» AIM OF THE EXERCISE
Locate the lines that hold the string "JSON". Copy every such line.

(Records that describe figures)
## begin

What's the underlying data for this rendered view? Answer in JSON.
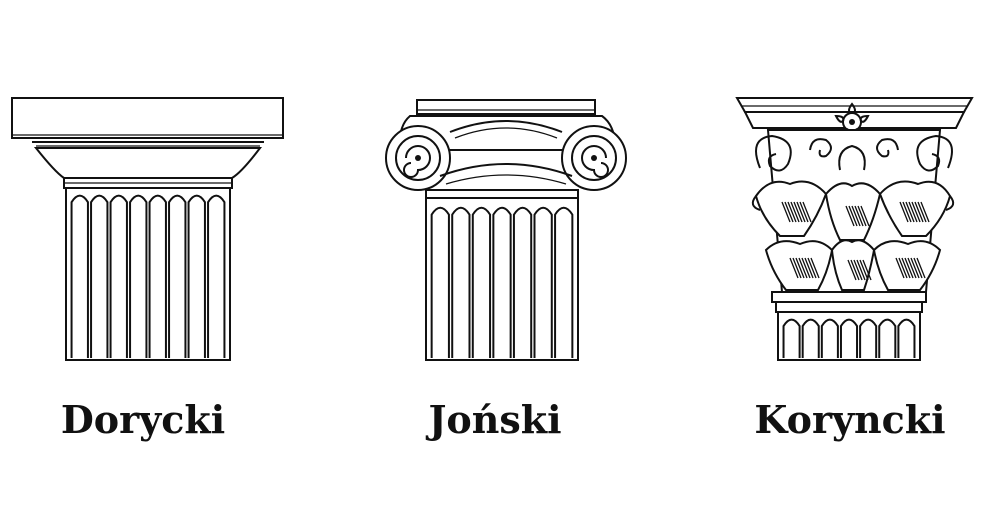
{
  "orders": [
    {
      "id": "doric",
      "label": "Dorycki",
      "icon": "doric-capital-icon"
    },
    {
      "id": "ionic",
      "label": "Joński",
      "icon": "ionic-capital-icon"
    },
    {
      "id": "corinthian",
      "label": "Koryncki",
      "icon": "corinthian-capital-icon"
    }
  ],
  "colors": {
    "ink": "#111111",
    "background": "#ffffff"
  }
}
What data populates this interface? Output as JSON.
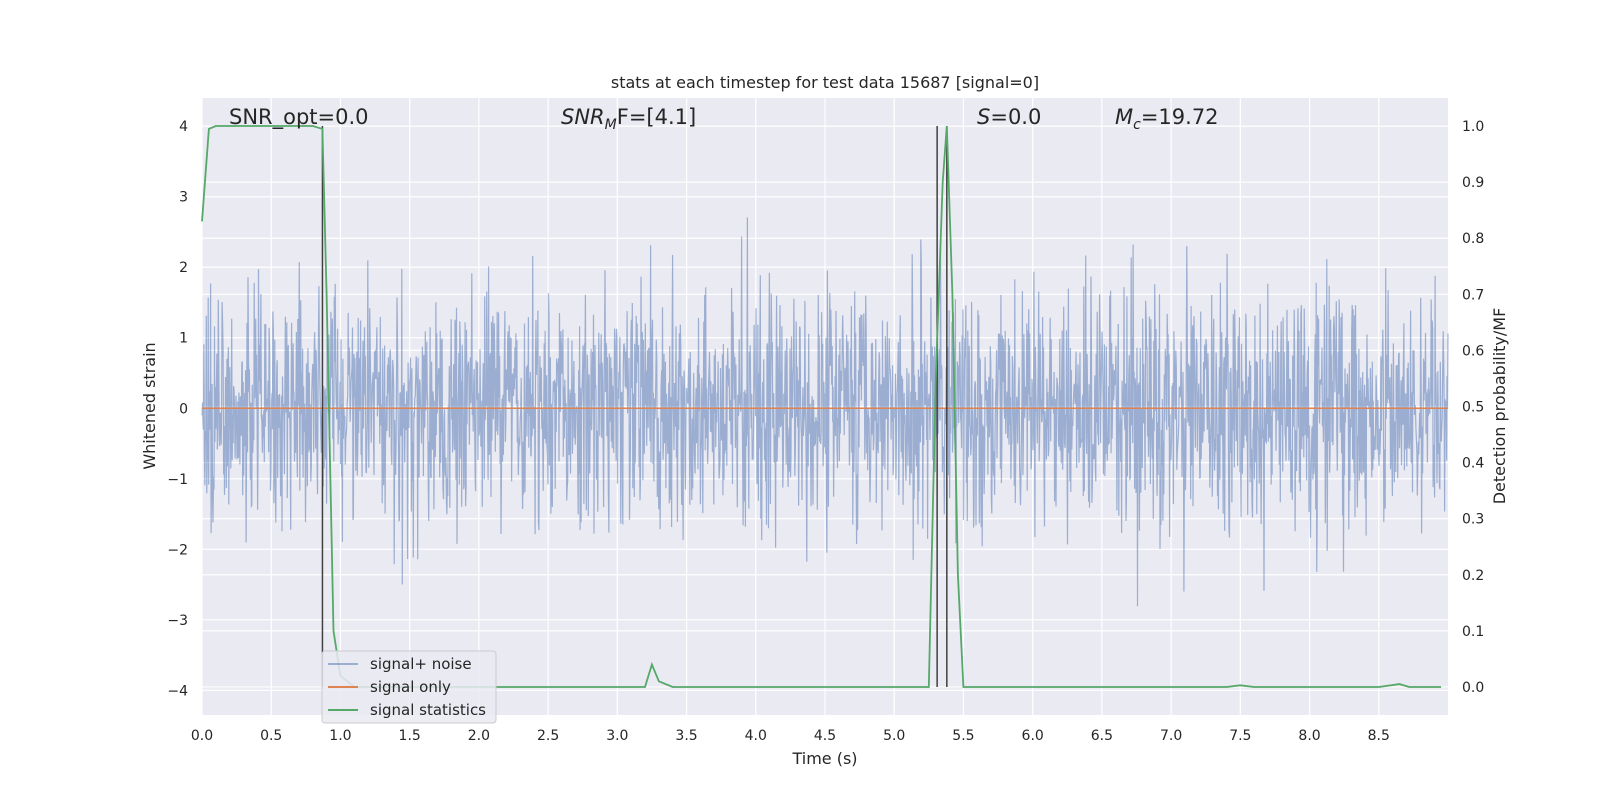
{
  "chart_data": {
    "type": "line",
    "title": "stats at each timestep for test data 15687 [signal=0]",
    "xlabel": "Time (s)",
    "ylabel_left": "Whitened strain",
    "ylabel_right": "Detection probability/MF",
    "xlim": [
      0.0,
      9.0
    ],
    "ylim_left": [
      -4.35,
      4.4
    ],
    "ylim_right": [
      -0.05,
      1.05
    ],
    "x_ticks": [
      "0.0",
      "0.5",
      "1.0",
      "1.5",
      "2.0",
      "2.5",
      "3.0",
      "3.5",
      "4.0",
      "4.5",
      "5.0",
      "5.5",
      "6.0",
      "6.5",
      "7.0",
      "7.5",
      "8.0",
      "8.5"
    ],
    "y_ticks_left": [
      "−4",
      "−3",
      "−2",
      "−1",
      "0",
      "1",
      "2",
      "3",
      "4"
    ],
    "y_ticks_right": [
      "0.0",
      "0.1",
      "0.2",
      "0.3",
      "0.4",
      "0.5",
      "0.6",
      "0.7",
      "0.8",
      "0.9",
      "1.0"
    ],
    "grid": true,
    "background": "#eaeaf2",
    "annotations": {
      "snr_opt": "SNR_opt=0.0",
      "snr_mf_italic": "SNR",
      "snr_mf_sub": "M",
      "snr_mf_rest": "F=[4.1]",
      "s_italic": "S",
      "s_rest": "=0.0",
      "mc_italic": "M",
      "mc_sub": "c",
      "mc_rest": "=19.72"
    },
    "vertical_lines_x": [
      0.87,
      5.31,
      5.38
    ],
    "series": [
      {
        "name": "signal+ noise",
        "color": "#4c72b0",
        "axis": "left",
        "description_range": [
          -3.9,
          4.0
        ],
        "envelope": {
          "core_upper": 1.6,
          "core_lower": -1.5
        }
      },
      {
        "name": "signal only",
        "color": "#dd8452",
        "axis": "left",
        "x": [
          0.0,
          9.0
        ],
        "y": [
          0.0,
          0.0
        ]
      },
      {
        "name": "signal statistics",
        "color": "#55a868",
        "axis": "right",
        "x": [
          0.0,
          0.05,
          0.1,
          0.2,
          0.3,
          0.4,
          0.5,
          0.6,
          0.7,
          0.8,
          0.87,
          0.9,
          0.95,
          1.0,
          1.05,
          1.1,
          1.2,
          1.4,
          1.6,
          1.8,
          2.0,
          2.2,
          2.4,
          2.6,
          2.8,
          3.0,
          3.1,
          3.2,
          3.25,
          3.3,
          3.4,
          3.6,
          3.8,
          4.0,
          4.2,
          4.4,
          4.6,
          4.8,
          5.0,
          5.2,
          5.25,
          5.3,
          5.35,
          5.38,
          5.42,
          5.46,
          5.5,
          5.55,
          5.6,
          5.8,
          6.0,
          6.5,
          7.0,
          7.4,
          7.5,
          7.6,
          7.8,
          8.0,
          8.5,
          8.65,
          8.72,
          8.8,
          8.95
        ],
        "y": [
          0.83,
          0.995,
          1.0,
          1.0,
          1.0,
          1.0,
          1.0,
          1.0,
          1.0,
          1.0,
          0.995,
          0.7,
          0.1,
          0.02,
          0.01,
          0.0,
          0.0,
          0.0,
          0.0,
          0.0,
          0.0,
          0.0,
          0.0,
          0.0,
          0.0,
          0.0,
          0.0,
          0.0,
          0.04,
          0.01,
          0.0,
          0.0,
          0.0,
          0.0,
          0.0,
          0.0,
          0.0,
          0.0,
          0.0,
          0.0,
          0.0,
          0.55,
          0.9,
          1.0,
          0.7,
          0.2,
          0.0,
          0.0,
          0.0,
          0.0,
          0.0,
          0.0,
          0.0,
          0.0,
          0.003,
          0.0,
          0.0,
          0.0,
          0.0,
          0.005,
          0.0,
          0.0,
          0.0
        ]
      }
    ],
    "legend": {
      "position": "lower-left",
      "entries": [
        "signal+ noise",
        "signal only",
        "signal statistics"
      ]
    }
  }
}
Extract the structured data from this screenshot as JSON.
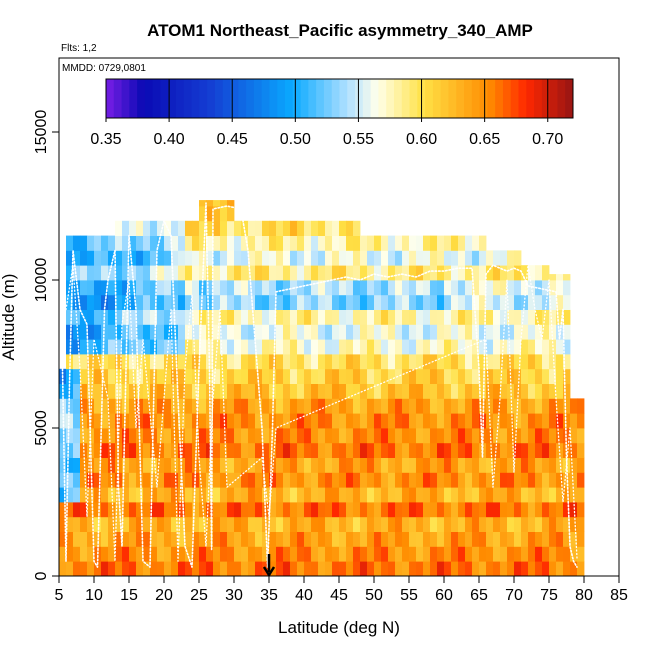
{
  "chart_data": {
    "type": "heatmap",
    "title": "ATOM1 Northeast_Pacific asymmetry_340_AMP",
    "annotations": [
      "Flts: 1,2",
      "MMDD: 0729,0801"
    ],
    "xlabel": "Latitude (deg N)",
    "ylabel": "Altitude (m)",
    "xlim": [
      5,
      85
    ],
    "ylim": [
      0,
      17500
    ],
    "x_ticks": [
      5,
      10,
      15,
      20,
      25,
      30,
      35,
      40,
      45,
      50,
      55,
      60,
      65,
      70,
      75,
      80,
      85
    ],
    "y_ticks": [
      0,
      5000,
      10000,
      15000
    ],
    "y_tick_labels": [
      "0",
      "5000",
      "10000",
      "15000"
    ],
    "colorbar": {
      "min": 0.35,
      "max": 0.72,
      "ticks": [
        0.35,
        0.4,
        0.45,
        0.5,
        0.55,
        0.6,
        0.65,
        0.7
      ],
      "tick_labels": [
        "0.35",
        "0.40",
        "0.45",
        "0.50",
        "0.55",
        "0.60",
        "0.65",
        "0.70"
      ]
    },
    "arrow_marker_latitude": 35,
    "column_tops": [
      {
        "lat_start": 5,
        "lat_end": 6,
        "top": 7000
      },
      {
        "lat_start": 6,
        "lat_end": 9,
        "top": 11500
      },
      {
        "lat_start": 9,
        "lat_end": 13,
        "top": 11500
      },
      {
        "lat_start": 13,
        "lat_end": 16,
        "top": 12000
      },
      {
        "lat_start": 16,
        "lat_end": 20,
        "top": 12000
      },
      {
        "lat_start": 20,
        "lat_end": 25,
        "top": 12000
      },
      {
        "lat_start": 25,
        "lat_end": 27,
        "top": 12700
      },
      {
        "lat_start": 27,
        "lat_end": 30,
        "top": 12700
      },
      {
        "lat_start": 30,
        "lat_end": 35,
        "top": 12000
      },
      {
        "lat_start": 35,
        "lat_end": 40,
        "top": 12000
      },
      {
        "lat_start": 40,
        "lat_end": 48,
        "top": 12000
      },
      {
        "lat_start": 48,
        "lat_end": 56,
        "top": 11500
      },
      {
        "lat_start": 56,
        "lat_end": 62,
        "top": 11500
      },
      {
        "lat_start": 62,
        "lat_end": 66,
        "top": 11500
      },
      {
        "lat_start": 66,
        "lat_end": 71,
        "top": 11000
      },
      {
        "lat_start": 71,
        "lat_end": 75,
        "top": 10500
      },
      {
        "lat_start": 75,
        "lat_end": 78,
        "top": 10200
      },
      {
        "lat_start": 78,
        "lat_end": 80,
        "top": 6000
      }
    ],
    "layer_values": [
      {
        "alt_min": 0,
        "alt_max": 500,
        "value": 0.66
      },
      {
        "alt_min": 500,
        "alt_max": 1000,
        "value": 0.65
      },
      {
        "alt_min": 1000,
        "alt_max": 1500,
        "value": 0.64
      },
      {
        "alt_min": 1500,
        "alt_max": 2000,
        "value": 0.63
      },
      {
        "alt_min": 2000,
        "alt_max": 2500,
        "value": 0.66
      },
      {
        "alt_min": 2500,
        "alt_max": 3000,
        "value": 0.63
      },
      {
        "alt_min": 3000,
        "alt_max": 3500,
        "value": 0.65
      },
      {
        "alt_min": 3500,
        "alt_max": 4000,
        "value": 0.64
      },
      {
        "alt_min": 4000,
        "alt_max": 4500,
        "value": 0.66
      },
      {
        "alt_min": 4500,
        "alt_max": 5000,
        "value": 0.65
      },
      {
        "alt_min": 5000,
        "alt_max": 5500,
        "value": 0.65
      },
      {
        "alt_min": 5500,
        "alt_max": 6000,
        "value": 0.64
      },
      {
        "alt_min": 6000,
        "alt_max": 6500,
        "value": 0.62
      },
      {
        "alt_min": 6500,
        "alt_max": 7000,
        "value": 0.61
      },
      {
        "alt_min": 7000,
        "alt_max": 7500,
        "value": 0.6
      },
      {
        "alt_min": 7500,
        "alt_max": 8000,
        "value": 0.57
      },
      {
        "alt_min": 8000,
        "alt_max": 8500,
        "value": 0.56
      },
      {
        "alt_min": 8500,
        "alt_max": 9000,
        "value": 0.58
      },
      {
        "alt_min": 9000,
        "alt_max": 9500,
        "value": 0.55
      },
      {
        "alt_min": 9500,
        "alt_max": 10000,
        "value": 0.56
      },
      {
        "alt_min": 10000,
        "alt_max": 10500,
        "value": 0.59
      },
      {
        "alt_min": 10500,
        "alt_max": 11000,
        "value": 0.56
      },
      {
        "alt_min": 11000,
        "alt_max": 11500,
        "value": 0.58
      },
      {
        "alt_min": 11500,
        "alt_max": 12000,
        "value": 0.6
      },
      {
        "alt_min": 12000,
        "alt_max": 12700,
        "value": 0.61
      }
    ],
    "flight_track_1": [
      [
        5.5,
        7000
      ],
      [
        6,
        500
      ],
      [
        6.5,
        6500
      ],
      [
        7,
        11000
      ],
      [
        8,
        9000
      ],
      [
        9,
        8500
      ],
      [
        10,
        500
      ],
      [
        10.5,
        300
      ],
      [
        11.5,
        9000
      ],
      [
        12,
        10000
      ],
      [
        13,
        11000
      ],
      [
        13.5,
        3000
      ],
      [
        14,
        1000
      ],
      [
        15,
        11500
      ],
      [
        16,
        9000
      ],
      [
        17,
        500
      ],
      [
        18,
        300
      ],
      [
        19,
        11000
      ],
      [
        20,
        12000
      ],
      [
        21,
        11500
      ],
      [
        22,
        6000
      ],
      [
        23,
        1000
      ],
      [
        24,
        300
      ],
      [
        25,
        7000
      ],
      [
        26,
        12600
      ],
      [
        26.5,
        7000
      ],
      [
        26.8,
        900
      ],
      [
        27,
        12400
      ],
      [
        29,
        12500
      ],
      [
        31,
        12400
      ],
      [
        32,
        11000
      ],
      [
        34,
        5000
      ],
      [
        34.8,
        300
      ],
      [
        35.5,
        5000
      ],
      [
        36,
        9600
      ],
      [
        38,
        9700
      ],
      [
        40,
        9800
      ],
      [
        42,
        9900
      ],
      [
        44,
        10000
      ],
      [
        46,
        10100
      ],
      [
        48,
        10000
      ],
      [
        50,
        10200
      ],
      [
        52,
        10100
      ],
      [
        54,
        10200
      ],
      [
        56,
        10100
      ],
      [
        58,
        10300
      ],
      [
        60,
        10300
      ],
      [
        62,
        10400
      ],
      [
        64,
        10400
      ],
      [
        65,
        7000
      ],
      [
        65.5,
        4000
      ],
      [
        66,
        10200
      ],
      [
        67,
        10500
      ],
      [
        68,
        10400
      ],
      [
        69,
        10300
      ],
      [
        70,
        10400
      ],
      [
        71,
        10300
      ],
      [
        72,
        9800
      ],
      [
        74,
        9700
      ],
      [
        76,
        9600
      ],
      [
        76.5,
        8000
      ],
      [
        77,
        9000
      ],
      [
        77.5,
        4000
      ],
      [
        78,
        1000
      ],
      [
        78.5,
        500
      ],
      [
        79,
        300
      ]
    ],
    "flight_track_2": [
      [
        6,
        9000
      ],
      [
        7,
        10500
      ],
      [
        8,
        7000
      ],
      [
        9,
        2000
      ],
      [
        10,
        8000
      ],
      [
        12,
        6000
      ],
      [
        13,
        500
      ],
      [
        14,
        8500
      ],
      [
        15,
        10000
      ],
      [
        16,
        5000
      ],
      [
        17,
        8000
      ],
      [
        19,
        3000
      ],
      [
        21,
        9000
      ],
      [
        22,
        500
      ],
      [
        23,
        7000
      ],
      [
        24,
        9500
      ],
      [
        25,
        4000
      ],
      [
        26,
        1000
      ],
      [
        27,
        6000
      ],
      [
        28,
        9000
      ],
      [
        29,
        3000
      ],
      [
        34,
        4000
      ],
      [
        35,
        2000
      ],
      [
        36,
        5000
      ],
      [
        66,
        8000
      ],
      [
        67,
        3000
      ],
      [
        68,
        6000
      ],
      [
        69,
        10000
      ],
      [
        70,
        3500
      ],
      [
        71,
        8000
      ],
      [
        72,
        10500
      ],
      [
        73,
        9000
      ],
      [
        74,
        8000
      ],
      [
        75,
        10000
      ],
      [
        76,
        6000
      ],
      [
        77,
        2500
      ],
      [
        78,
        5000
      ],
      [
        79,
        600
      ]
    ]
  }
}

## end

» FINAL RESULT
What's the underlying data for this rendered view? Answer in JSON.
What data populates this interface? Output as JSON.
Extract the structured data from this screenshot as JSON.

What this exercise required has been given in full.